#### Data listing
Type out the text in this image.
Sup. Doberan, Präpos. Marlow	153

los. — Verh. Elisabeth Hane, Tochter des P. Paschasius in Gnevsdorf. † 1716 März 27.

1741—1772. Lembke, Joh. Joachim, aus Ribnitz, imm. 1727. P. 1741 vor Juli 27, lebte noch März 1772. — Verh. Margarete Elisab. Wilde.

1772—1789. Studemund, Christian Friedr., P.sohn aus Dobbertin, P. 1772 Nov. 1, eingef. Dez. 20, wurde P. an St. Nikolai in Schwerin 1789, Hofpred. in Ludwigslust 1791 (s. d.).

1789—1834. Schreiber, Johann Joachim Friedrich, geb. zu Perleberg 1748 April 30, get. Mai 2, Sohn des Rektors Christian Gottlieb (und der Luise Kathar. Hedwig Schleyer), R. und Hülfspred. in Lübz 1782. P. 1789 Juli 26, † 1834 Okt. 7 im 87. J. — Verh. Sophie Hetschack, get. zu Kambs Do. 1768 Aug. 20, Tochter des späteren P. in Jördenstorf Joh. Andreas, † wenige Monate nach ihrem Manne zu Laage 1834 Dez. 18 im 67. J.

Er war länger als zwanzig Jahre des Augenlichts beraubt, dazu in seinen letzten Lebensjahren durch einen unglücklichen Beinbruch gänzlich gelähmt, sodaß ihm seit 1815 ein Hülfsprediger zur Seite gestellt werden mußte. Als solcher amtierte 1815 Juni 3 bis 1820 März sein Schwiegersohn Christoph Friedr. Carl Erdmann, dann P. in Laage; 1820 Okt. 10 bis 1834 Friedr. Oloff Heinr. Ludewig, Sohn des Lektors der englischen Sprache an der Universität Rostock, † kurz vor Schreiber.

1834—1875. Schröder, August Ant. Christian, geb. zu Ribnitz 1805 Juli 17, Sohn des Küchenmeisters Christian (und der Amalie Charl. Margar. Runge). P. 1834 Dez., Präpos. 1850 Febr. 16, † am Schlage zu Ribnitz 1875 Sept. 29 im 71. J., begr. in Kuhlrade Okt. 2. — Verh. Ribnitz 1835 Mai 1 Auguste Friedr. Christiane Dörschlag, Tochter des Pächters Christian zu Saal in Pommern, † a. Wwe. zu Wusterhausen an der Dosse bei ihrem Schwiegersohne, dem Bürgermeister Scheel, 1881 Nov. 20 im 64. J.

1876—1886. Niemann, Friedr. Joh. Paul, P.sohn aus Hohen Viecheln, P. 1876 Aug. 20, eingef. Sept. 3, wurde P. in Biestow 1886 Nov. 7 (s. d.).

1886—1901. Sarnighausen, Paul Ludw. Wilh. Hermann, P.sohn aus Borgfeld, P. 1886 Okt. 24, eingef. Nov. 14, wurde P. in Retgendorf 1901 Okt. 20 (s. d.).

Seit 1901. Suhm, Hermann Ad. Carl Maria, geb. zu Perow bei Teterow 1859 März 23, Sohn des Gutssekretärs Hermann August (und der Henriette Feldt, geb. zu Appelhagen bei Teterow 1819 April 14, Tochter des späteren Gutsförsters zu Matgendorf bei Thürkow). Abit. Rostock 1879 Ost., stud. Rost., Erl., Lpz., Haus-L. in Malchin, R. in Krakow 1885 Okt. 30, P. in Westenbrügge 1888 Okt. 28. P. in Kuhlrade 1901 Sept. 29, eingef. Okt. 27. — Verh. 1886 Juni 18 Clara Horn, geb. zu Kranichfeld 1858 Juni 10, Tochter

#### Request
From the data above, count the lines where "späteren" occurs and give that figure and nothing else.

#### Solution
2